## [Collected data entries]

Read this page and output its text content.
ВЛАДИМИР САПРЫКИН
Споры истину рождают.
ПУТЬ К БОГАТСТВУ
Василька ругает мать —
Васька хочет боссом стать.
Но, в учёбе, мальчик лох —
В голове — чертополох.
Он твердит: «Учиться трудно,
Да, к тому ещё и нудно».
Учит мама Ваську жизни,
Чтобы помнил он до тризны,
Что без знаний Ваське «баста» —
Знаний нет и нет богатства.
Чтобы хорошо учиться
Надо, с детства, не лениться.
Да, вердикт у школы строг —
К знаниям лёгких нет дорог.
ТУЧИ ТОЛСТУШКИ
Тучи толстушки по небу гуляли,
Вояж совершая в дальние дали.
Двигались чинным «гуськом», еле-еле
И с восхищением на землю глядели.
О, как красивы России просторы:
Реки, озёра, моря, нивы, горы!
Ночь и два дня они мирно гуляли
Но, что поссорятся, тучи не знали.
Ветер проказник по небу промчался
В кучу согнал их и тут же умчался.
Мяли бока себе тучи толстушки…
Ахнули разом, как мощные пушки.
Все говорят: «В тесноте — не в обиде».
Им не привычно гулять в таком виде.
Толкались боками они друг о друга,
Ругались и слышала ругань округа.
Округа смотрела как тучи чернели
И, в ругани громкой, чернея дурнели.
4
--
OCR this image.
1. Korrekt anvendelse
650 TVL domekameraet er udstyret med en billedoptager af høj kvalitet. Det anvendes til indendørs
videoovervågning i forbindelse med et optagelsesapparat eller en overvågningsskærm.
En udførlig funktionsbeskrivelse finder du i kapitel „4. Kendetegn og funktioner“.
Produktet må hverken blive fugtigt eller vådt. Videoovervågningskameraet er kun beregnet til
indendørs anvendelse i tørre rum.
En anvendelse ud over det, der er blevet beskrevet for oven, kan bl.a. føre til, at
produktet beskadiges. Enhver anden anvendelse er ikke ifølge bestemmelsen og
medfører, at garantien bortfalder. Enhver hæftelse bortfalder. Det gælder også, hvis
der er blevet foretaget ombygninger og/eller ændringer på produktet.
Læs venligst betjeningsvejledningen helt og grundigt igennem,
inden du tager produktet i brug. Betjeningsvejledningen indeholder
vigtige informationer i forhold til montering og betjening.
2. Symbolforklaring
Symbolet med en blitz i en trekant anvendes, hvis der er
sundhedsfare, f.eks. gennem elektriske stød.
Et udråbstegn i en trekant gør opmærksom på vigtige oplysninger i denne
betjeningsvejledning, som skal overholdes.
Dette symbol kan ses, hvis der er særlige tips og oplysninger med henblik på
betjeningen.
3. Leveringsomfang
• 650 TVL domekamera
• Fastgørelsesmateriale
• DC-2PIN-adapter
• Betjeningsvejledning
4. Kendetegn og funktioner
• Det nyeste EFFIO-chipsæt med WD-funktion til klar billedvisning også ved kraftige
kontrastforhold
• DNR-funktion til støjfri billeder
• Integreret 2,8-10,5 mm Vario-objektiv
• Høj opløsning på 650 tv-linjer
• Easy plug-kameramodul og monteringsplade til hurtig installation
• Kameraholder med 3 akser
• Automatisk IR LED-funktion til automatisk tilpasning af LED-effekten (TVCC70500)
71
* * *
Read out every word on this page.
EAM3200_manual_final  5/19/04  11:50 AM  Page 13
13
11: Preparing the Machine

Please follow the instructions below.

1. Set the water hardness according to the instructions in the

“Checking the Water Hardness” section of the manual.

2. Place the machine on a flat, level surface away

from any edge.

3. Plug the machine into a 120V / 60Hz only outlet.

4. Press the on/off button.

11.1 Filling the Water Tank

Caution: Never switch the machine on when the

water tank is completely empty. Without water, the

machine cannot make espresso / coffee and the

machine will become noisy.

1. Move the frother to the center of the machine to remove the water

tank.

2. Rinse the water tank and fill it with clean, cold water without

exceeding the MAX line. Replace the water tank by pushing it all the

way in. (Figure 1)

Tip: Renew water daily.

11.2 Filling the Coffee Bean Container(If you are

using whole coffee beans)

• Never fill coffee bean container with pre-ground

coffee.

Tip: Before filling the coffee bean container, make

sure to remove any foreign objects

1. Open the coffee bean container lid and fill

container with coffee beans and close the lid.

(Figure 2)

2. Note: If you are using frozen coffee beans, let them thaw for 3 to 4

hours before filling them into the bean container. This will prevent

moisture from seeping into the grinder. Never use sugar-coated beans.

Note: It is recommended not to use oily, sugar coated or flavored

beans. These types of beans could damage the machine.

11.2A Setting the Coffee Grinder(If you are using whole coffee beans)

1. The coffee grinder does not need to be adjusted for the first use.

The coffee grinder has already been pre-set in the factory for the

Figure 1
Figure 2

## [TASK PROMPT]
Ascertain the number of lines in the entries that include the word "oplysninger", and report only that number.

## [TASK RESULT]
2